## SUPPLIED ENTRIES
----
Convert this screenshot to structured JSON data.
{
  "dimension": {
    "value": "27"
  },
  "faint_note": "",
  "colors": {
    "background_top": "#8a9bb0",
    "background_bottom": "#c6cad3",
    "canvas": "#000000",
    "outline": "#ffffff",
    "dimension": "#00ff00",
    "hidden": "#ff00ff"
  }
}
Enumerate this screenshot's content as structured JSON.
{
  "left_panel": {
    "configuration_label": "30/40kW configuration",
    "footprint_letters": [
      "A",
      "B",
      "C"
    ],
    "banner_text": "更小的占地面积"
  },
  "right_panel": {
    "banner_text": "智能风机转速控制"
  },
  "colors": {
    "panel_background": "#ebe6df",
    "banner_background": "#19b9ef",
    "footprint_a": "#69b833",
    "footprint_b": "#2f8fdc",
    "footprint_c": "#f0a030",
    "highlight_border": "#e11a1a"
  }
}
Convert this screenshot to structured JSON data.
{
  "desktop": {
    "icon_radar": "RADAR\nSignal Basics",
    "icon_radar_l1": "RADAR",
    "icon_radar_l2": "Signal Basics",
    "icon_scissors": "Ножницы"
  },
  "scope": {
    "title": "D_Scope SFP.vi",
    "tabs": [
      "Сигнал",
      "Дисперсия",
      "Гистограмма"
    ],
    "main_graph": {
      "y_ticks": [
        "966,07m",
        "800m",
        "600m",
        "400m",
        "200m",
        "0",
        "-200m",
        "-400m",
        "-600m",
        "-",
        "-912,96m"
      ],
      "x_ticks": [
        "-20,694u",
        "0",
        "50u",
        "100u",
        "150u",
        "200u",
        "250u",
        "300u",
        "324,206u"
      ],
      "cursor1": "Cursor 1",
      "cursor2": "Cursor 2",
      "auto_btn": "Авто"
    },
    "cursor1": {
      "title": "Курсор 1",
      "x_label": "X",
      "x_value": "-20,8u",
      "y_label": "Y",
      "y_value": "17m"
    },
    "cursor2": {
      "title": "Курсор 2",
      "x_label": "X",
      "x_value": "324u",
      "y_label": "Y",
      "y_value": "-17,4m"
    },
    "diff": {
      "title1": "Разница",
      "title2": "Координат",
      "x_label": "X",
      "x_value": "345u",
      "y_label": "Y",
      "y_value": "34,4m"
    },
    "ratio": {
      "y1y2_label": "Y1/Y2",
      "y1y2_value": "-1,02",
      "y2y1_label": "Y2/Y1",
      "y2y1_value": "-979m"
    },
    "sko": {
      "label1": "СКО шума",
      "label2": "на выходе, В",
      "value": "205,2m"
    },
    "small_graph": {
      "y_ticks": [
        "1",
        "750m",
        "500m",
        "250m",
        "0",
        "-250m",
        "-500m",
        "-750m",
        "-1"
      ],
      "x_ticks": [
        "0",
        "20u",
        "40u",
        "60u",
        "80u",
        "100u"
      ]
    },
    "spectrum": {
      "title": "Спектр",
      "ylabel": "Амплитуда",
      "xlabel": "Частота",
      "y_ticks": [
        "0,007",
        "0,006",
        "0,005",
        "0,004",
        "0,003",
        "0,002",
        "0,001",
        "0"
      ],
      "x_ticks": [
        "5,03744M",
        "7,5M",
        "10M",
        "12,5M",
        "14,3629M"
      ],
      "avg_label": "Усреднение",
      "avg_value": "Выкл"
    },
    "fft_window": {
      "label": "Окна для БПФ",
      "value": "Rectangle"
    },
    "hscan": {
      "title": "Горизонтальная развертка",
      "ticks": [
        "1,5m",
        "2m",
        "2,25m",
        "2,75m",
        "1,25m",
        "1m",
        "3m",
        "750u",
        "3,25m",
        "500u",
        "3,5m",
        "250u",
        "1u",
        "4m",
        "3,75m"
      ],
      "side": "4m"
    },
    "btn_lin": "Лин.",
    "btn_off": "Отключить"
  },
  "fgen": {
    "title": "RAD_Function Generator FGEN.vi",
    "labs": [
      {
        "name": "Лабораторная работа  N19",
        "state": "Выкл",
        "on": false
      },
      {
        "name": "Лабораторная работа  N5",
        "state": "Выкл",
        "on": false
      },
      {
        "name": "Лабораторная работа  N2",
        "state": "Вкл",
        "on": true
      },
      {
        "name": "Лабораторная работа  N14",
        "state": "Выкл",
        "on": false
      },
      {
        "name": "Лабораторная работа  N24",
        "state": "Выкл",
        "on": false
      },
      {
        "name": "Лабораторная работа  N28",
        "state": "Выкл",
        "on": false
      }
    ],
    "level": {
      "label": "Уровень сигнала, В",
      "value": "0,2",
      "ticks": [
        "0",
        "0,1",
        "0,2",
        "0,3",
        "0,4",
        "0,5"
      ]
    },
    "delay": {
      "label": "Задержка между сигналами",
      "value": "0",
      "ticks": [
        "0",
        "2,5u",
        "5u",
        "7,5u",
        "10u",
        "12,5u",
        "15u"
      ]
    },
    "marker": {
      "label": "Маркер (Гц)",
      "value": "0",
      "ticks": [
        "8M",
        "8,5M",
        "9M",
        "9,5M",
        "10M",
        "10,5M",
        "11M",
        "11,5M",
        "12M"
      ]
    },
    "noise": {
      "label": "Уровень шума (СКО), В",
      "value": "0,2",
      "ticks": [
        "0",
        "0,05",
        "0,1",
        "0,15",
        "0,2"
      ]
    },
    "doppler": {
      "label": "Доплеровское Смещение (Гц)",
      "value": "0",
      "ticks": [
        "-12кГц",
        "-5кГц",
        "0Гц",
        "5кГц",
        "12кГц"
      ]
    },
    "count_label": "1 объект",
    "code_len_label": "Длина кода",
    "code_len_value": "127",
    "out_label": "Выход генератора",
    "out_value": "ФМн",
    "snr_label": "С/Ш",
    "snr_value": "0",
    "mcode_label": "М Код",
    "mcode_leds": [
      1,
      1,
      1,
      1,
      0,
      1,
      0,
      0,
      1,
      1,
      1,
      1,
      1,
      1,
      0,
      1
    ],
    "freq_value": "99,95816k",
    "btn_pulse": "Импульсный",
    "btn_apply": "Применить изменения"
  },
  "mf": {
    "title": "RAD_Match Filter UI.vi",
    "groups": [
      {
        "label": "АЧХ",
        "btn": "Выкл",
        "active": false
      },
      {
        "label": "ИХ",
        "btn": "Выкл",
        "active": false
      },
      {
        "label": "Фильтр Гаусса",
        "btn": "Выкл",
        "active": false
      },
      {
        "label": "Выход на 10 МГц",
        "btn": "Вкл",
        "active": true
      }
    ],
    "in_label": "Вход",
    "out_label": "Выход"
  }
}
----
## INSTRUCTION
Give only the number of lines in the records that include the word "Лабораторная".

## WRITTEN ANSWER
6